Data records:
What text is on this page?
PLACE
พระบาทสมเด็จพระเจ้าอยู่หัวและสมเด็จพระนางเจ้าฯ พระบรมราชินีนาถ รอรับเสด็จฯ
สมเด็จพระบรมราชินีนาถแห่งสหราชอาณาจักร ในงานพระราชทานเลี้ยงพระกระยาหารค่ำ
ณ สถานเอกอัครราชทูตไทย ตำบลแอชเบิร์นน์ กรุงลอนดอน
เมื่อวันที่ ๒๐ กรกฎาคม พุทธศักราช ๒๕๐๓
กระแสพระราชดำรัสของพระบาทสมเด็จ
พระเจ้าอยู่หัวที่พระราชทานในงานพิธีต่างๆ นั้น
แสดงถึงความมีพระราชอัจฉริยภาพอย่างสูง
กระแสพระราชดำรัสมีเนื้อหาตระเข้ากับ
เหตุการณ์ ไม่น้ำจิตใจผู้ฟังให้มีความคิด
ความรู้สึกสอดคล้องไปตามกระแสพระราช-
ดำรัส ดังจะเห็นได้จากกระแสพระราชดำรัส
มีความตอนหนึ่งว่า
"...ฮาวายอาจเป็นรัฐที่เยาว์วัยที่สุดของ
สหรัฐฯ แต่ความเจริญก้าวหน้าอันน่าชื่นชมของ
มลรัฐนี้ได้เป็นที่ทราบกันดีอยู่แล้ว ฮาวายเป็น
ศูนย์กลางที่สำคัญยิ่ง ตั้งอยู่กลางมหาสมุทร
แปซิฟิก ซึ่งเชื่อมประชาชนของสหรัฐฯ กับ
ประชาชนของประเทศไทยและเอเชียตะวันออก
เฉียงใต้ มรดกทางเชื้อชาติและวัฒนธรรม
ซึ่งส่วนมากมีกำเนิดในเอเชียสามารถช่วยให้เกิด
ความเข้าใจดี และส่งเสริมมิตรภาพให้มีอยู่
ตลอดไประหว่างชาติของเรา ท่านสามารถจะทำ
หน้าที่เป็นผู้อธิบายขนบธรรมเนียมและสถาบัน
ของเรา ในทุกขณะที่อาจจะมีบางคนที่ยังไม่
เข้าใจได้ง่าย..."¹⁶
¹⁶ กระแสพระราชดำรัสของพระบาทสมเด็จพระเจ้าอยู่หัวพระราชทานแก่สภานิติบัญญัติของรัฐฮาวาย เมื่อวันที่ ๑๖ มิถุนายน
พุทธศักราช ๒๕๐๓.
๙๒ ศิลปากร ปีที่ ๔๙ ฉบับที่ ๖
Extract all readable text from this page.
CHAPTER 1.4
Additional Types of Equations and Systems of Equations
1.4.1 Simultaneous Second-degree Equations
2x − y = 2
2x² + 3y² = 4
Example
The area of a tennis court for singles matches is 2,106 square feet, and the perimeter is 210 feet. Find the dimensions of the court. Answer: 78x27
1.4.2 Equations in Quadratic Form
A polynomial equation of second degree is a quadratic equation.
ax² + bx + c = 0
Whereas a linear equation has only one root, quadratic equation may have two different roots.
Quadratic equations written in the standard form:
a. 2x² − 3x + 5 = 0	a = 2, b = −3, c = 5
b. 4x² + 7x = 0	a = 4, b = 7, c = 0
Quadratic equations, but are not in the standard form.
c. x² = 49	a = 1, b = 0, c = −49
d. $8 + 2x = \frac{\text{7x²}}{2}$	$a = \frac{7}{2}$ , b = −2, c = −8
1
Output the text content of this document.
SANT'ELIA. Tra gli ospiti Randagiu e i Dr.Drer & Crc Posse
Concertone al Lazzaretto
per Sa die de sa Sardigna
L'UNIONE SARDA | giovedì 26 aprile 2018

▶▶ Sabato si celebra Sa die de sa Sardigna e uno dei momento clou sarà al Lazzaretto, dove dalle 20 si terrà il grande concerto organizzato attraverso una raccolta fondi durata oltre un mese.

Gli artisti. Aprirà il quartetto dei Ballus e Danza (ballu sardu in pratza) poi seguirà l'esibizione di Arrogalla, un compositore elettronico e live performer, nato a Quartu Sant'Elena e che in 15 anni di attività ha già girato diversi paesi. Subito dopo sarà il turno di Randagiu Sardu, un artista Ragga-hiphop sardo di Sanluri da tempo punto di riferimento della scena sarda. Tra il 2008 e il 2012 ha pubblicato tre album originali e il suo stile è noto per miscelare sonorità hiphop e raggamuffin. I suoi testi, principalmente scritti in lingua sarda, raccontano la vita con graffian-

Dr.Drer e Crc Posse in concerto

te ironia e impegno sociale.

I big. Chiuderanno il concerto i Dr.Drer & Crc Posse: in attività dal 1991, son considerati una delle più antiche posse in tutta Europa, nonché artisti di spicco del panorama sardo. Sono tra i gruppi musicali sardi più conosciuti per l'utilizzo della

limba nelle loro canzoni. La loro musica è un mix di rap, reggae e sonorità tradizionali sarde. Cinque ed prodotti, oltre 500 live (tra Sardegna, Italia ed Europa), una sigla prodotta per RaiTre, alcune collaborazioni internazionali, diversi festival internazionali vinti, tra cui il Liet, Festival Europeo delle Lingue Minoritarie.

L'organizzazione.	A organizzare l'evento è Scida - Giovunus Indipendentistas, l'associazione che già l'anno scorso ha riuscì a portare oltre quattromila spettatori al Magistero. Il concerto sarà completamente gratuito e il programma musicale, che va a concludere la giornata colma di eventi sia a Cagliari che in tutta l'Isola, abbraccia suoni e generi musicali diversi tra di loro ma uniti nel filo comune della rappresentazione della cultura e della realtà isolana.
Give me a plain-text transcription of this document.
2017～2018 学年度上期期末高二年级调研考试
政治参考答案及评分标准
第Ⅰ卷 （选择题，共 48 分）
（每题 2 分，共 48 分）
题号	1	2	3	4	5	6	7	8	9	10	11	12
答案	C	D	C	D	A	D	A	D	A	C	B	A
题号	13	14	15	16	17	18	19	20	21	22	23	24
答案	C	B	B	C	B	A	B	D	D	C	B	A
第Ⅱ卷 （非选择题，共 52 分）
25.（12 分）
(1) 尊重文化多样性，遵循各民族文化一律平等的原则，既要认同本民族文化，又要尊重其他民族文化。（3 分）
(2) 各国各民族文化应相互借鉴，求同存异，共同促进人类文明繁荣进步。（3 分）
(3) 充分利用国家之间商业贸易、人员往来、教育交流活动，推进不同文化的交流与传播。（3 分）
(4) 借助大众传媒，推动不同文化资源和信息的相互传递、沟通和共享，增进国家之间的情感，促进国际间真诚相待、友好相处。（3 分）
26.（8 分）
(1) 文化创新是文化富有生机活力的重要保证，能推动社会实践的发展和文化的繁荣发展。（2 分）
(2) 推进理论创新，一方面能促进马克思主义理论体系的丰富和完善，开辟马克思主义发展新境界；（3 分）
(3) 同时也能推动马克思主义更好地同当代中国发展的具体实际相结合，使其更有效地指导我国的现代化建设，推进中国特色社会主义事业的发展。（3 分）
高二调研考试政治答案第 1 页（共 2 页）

Requirement:
Make an exact copy of the data above.

Expected output:
What text is on this page?
PLACE
พระบาทสมเด็จพระเจ้าอยู่หัวและสมเด็จพระนางเจ้าฯ พระบรมราชินีนาถ รอรับเสด็จฯ
สมเด็จพระบรมราชินีนาถแห่งสหราชอาณาจักร ในงานพระราชทานเลี้ยงพระกระยาหารค่ำ
ณ สถานเอกอัครราชทูตไทย ตำบลแอชเบิร์นน์ กรุงลอนดอน
เมื่อวันที่ ๒๐ กรกฎาคม พุทธศักราช ๒๕๐๓
กระแสพระราชดำรัสของพระบาทสมเด็จ
พระเจ้าอยู่หัวที่พระราชทานในงานพิธีต่างๆ นั้น
แสดงถึงความมีพระราชอัจฉริยภาพอย่างสูง
กระแสพระราชดำรัสมีเนื้อหาตระเข้ากับ
เหตุการณ์ ไม่น้ำจิตใจผู้ฟังให้มีความคิด
ความรู้สึกสอดคล้องไปตามกระแสพระราช-
ดำรัส ดังจะเห็นได้จากกระแสพระราชดำรัส
มีความตอนหนึ่งว่า
"...ฮาวายอาจเป็นรัฐที่เยาว์วัยที่สุดของ
สหรัฐฯ แต่ความเจริญก้าวหน้าอันน่าชื่นชมของ
มลรัฐนี้ได้เป็นที่ทราบกันดีอยู่แล้ว ฮาวายเป็น
ศูนย์กลางที่สำคัญยิ่ง ตั้งอยู่กลางมหาสมุทร
แปซิฟิก ซึ่งเชื่อมประชาชนของสหรัฐฯ กับ
ประชาชนของประเทศไทยและเอเชียตะวันออก
เฉียงใต้ มรดกทางเชื้อชาติและวัฒนธรรม
ซึ่งส่วนมากมีกำเนิดในเอเชียสามารถช่วยให้เกิด
ความเข้าใจดี และส่งเสริมมิตรภาพให้มีอยู่
ตลอดไประหว่างชาติของเรา ท่านสามารถจะทำ
หน้าที่เป็นผู้อธิบายขนบธรรมเนียมและสถาบัน
ของเรา ในทุกขณะที่อาจจะมีบางคนที่ยังไม่
เข้าใจได้ง่าย..."¹⁶
¹⁶ กระแสพระราชดำรัสของพระบาทสมเด็จพระเจ้าอยู่หัวพระราชทานแก่สภานิติบัญญัติของรัฐฮาวาย เมื่อวันที่ ๑๖ มิถุนายน
พุทธศักราช ๒๕๐๓.
๙๒ ศิลปากร ปีที่ ๔๙ ฉบับที่ ๖
Extract all readable text from this page.
CHAPTER 1.4
Additional Types of Equations and Systems of Equations
1.4.1 Simultaneous Second-degree Equations
2x − y = 2
2x² + 3y² = 4
Example
The area of a tennis court for singles matches is 2,106 square feet, and the perimeter is 210 feet. Find the dimensions of the court. Answer: 78x27
1.4.2 Equations in Quadratic Form
A polynomial equation of second degree is a quadratic equation.
ax² + bx + c = 0
Whereas a linear equation has only one root, quadratic equation may have two different roots.
Quadratic equations written in the standard form:
a. 2x² − 3x + 5 = 0	a = 2, b = −3, c = 5
b. 4x² + 7x = 0	a = 4, b = 7, c = 0
Quadratic equations, but are not in the standard form.
c. x² = 49	a = 1, b = 0, c = −49
d. $8 + 2x = \frac{\text{7x²}}{2}$	$a = \frac{7}{2}$ , b = −2, c = −8
1
Output the text content of this document.
SANT'ELIA. Tra gli ospiti Randagiu e i Dr.Drer & Crc Posse
Concertone al Lazzaretto
per Sa die de sa Sardigna
L'UNIONE SARDA | giovedì 26 aprile 2018

▶▶ Sabato si celebra Sa die de sa Sardigna e uno dei momento clou sarà al Lazzaretto, dove dalle 20 si terrà il grande concerto organizzato attraverso una raccolta fondi durata oltre un mese.

Gli artisti. Aprirà il quartetto dei Ballus e Danza (ballu sardu in pratza) poi seguirà l'esibizione di Arrogalla, un compositore elettronico e live performer, nato a Quartu Sant'Elena e che in 15 anni di attività ha già girato diversi paesi. Subito dopo sarà il turno di Randagiu Sardu, un artista Ragga-hiphop sardo di Sanluri da tempo punto di riferimento della scena sarda. Tra il 2008 e il 2012 ha pubblicato tre album originali e il suo stile è noto per miscelare sonorità hiphop e raggamuffin. I suoi testi, principalmente scritti in lingua sarda, raccontano la vita con graffian-

Dr.Drer e Crc Posse in concerto

te ironia e impegno sociale.

I big. Chiuderanno il concerto i Dr.Drer & Crc Posse: in attività dal 1991, son considerati una delle più antiche posse in tutta Europa, nonché artisti di spicco del panorama sardo. Sono tra i gruppi musicali sardi più conosciuti per l'utilizzo della

limba nelle loro canzoni. La loro musica è un mix di rap, reggae e sonorità tradizionali sarde. Cinque ed prodotti, oltre 500 live (tra Sardegna, Italia ed Europa), una sigla prodotta per RaiTre, alcune collaborazioni internazionali, diversi festival internazionali vinti, tra cui il Liet, Festival Europeo delle Lingue Minoritarie.

L'organizzazione.	A organizzare l'evento è Scida - Giovunus Indipendentistas, l'associazione che già l'anno scorso ha riuscì a portare oltre quattromila spettatori al Magistero. Il concerto sarà completamente gratuito e il programma musicale, che va a concludere la giornata colma di eventi sia a Cagliari che in tutta l'Isola, abbraccia suoni e generi musicali diversi tra di loro ma uniti nel filo comune della rappresentazione della cultura e della realtà isolana.
Give me a plain-text transcription of this document.
2017～2018 学年度上期期末高二年级调研考试
政治参考答案及评分标准
第Ⅰ卷 （选择题，共 48 分）
（每题 2 分，共 48 分）
题号	1	2	3	4	5	6	7	8	9	10	11	12
答案	C	D	C	D	A	D	A	D	A	C	B	A
题号	13	14	15	16	17	18	19	20	21	22	23	24
答案	C	B	B	C	B	A	B	D	D	C	B	A
第Ⅱ卷 （非选择题，共 52 分）
25.（12 分）
(1) 尊重文化多样性，遵循各民族文化一律平等的原则，既要认同本民族文化，又要尊重其他民族文化。（3 分）
(2) 各国各民族文化应相互借鉴，求同存异，共同促进人类文明繁荣进步。（3 分）
(3) 充分利用国家之间商业贸易、人员往来、教育交流活动，推进不同文化的交流与传播。（3 分）
(4) 借助大众传媒，推动不同文化资源和信息的相互传递、沟通和共享，增进国家之间的情感，促进国际间真诚相待、友好相处。（3 分）
26.（8 分）
(1) 文化创新是文化富有生机活力的重要保证，能推动社会实践的发展和文化的繁荣发展。（2 分）
(2) 推进理论创新，一方面能促进马克思主义理论体系的丰富和完善，开辟马克思主义发展新境界；（3 分）
(3) 同时也能推动马克思主义更好地同当代中国发展的具体实际相结合，使其更有效地指导我国的现代化建设，推进中国特色社会主义事业的发展。（3 分）
高二调研考试政治答案第 1 页（共 2 页）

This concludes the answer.